== Material for this exercise ==
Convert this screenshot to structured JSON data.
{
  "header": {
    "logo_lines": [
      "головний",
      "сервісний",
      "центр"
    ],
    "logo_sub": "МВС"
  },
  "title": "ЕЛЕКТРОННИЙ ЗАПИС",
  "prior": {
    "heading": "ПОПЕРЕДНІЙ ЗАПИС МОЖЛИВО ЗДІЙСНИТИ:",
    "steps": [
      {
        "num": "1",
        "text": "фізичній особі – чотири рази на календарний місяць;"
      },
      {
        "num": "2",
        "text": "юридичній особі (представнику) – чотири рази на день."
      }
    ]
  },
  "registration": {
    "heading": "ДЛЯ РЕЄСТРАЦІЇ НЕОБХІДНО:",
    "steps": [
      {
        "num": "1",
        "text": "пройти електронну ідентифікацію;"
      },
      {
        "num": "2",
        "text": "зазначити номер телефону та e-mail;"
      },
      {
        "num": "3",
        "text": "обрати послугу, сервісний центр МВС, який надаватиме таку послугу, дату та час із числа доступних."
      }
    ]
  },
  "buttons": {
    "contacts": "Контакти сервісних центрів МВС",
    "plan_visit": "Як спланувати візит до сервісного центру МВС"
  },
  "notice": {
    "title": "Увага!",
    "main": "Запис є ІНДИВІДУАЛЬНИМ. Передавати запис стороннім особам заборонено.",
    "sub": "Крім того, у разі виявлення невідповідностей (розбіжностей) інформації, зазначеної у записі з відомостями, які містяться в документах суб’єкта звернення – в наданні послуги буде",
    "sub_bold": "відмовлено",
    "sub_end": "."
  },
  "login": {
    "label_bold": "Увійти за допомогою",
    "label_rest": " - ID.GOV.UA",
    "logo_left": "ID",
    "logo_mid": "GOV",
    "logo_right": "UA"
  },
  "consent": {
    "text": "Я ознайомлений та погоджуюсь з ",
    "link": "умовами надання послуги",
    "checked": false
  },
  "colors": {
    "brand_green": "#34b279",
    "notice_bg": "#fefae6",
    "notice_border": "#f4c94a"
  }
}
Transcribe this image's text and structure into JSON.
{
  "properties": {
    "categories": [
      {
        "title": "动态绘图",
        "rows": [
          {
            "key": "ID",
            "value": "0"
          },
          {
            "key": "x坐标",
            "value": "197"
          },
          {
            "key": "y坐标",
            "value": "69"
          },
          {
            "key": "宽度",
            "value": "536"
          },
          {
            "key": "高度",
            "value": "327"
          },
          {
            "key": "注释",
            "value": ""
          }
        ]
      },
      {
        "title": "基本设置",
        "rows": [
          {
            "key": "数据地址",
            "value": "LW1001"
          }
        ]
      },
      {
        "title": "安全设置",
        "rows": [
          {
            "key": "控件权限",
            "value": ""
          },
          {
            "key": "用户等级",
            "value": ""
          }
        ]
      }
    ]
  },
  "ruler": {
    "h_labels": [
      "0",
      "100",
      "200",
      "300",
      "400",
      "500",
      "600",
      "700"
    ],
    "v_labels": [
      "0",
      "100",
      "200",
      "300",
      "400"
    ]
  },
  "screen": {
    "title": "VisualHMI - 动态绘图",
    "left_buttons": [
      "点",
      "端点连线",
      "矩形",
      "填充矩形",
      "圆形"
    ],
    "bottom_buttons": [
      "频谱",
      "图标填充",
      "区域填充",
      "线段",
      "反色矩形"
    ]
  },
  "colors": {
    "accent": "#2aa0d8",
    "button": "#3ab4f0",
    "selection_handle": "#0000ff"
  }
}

== Requirements ==
Report how many lines in the data contain the word "JSON", with no words besides the number.

== Final result ==
2